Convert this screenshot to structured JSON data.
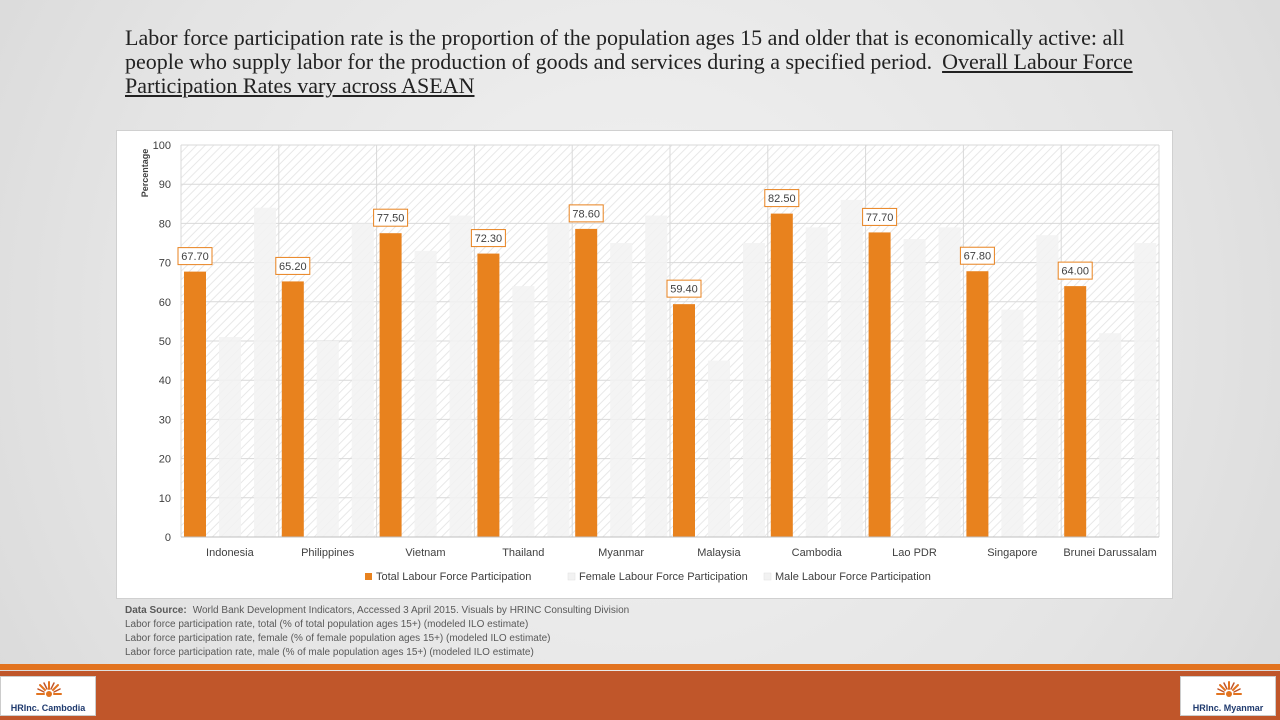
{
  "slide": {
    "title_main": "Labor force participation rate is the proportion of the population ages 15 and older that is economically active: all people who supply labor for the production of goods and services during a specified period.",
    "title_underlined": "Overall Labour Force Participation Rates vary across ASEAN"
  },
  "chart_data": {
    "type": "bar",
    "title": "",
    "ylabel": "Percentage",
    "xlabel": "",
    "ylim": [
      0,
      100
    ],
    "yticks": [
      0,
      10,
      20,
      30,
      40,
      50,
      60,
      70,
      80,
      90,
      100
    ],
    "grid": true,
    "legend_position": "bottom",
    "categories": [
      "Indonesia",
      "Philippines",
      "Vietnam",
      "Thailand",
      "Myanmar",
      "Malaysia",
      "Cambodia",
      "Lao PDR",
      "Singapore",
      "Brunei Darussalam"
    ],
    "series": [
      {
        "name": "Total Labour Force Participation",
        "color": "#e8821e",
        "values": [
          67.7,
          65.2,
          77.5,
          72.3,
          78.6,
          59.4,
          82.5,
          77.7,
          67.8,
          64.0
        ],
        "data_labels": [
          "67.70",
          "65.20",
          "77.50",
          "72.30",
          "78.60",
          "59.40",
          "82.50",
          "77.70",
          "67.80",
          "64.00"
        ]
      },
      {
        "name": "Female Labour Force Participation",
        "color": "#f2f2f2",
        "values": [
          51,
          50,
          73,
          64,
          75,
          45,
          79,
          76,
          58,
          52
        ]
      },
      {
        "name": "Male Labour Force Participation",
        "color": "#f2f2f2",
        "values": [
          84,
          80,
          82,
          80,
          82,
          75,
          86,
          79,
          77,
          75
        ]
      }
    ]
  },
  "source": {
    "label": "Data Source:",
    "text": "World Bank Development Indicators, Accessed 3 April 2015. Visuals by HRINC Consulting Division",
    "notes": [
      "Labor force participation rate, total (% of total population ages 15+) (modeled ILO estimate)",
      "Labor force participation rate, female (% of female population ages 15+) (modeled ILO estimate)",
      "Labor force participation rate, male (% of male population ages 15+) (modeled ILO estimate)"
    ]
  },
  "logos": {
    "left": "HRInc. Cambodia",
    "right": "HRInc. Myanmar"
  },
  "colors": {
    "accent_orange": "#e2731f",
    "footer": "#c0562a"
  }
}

--- --- ---

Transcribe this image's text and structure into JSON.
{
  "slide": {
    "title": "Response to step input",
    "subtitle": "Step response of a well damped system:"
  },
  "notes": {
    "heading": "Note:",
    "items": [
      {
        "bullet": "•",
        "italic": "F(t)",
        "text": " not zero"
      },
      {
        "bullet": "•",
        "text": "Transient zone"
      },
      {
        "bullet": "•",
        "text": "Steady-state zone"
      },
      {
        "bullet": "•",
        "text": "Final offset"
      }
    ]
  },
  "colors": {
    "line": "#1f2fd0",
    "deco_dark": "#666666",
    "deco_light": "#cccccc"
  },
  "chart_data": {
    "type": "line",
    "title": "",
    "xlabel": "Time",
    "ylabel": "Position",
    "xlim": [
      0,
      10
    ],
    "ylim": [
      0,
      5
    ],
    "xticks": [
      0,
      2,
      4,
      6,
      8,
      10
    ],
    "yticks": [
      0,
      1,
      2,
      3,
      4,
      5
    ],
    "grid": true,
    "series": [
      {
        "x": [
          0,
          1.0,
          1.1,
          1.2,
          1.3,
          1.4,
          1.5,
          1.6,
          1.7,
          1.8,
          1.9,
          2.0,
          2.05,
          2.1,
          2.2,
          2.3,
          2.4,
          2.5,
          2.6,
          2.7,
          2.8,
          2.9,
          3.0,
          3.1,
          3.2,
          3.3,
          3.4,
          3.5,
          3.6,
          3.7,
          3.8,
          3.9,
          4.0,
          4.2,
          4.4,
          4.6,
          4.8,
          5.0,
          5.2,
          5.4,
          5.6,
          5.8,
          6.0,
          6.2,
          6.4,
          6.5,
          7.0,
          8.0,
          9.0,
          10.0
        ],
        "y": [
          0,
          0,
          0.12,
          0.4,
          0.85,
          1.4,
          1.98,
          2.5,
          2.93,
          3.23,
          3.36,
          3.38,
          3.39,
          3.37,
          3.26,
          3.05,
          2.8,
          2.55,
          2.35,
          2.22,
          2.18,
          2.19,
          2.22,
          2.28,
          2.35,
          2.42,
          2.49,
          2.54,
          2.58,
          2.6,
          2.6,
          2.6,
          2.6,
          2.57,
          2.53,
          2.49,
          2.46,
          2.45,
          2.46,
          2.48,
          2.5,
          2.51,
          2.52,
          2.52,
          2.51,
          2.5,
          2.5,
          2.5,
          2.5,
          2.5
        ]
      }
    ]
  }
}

--- --- ---

Task to complete:
Tell how many lines include "Labour". The number is the whole answer.

Written answer:
4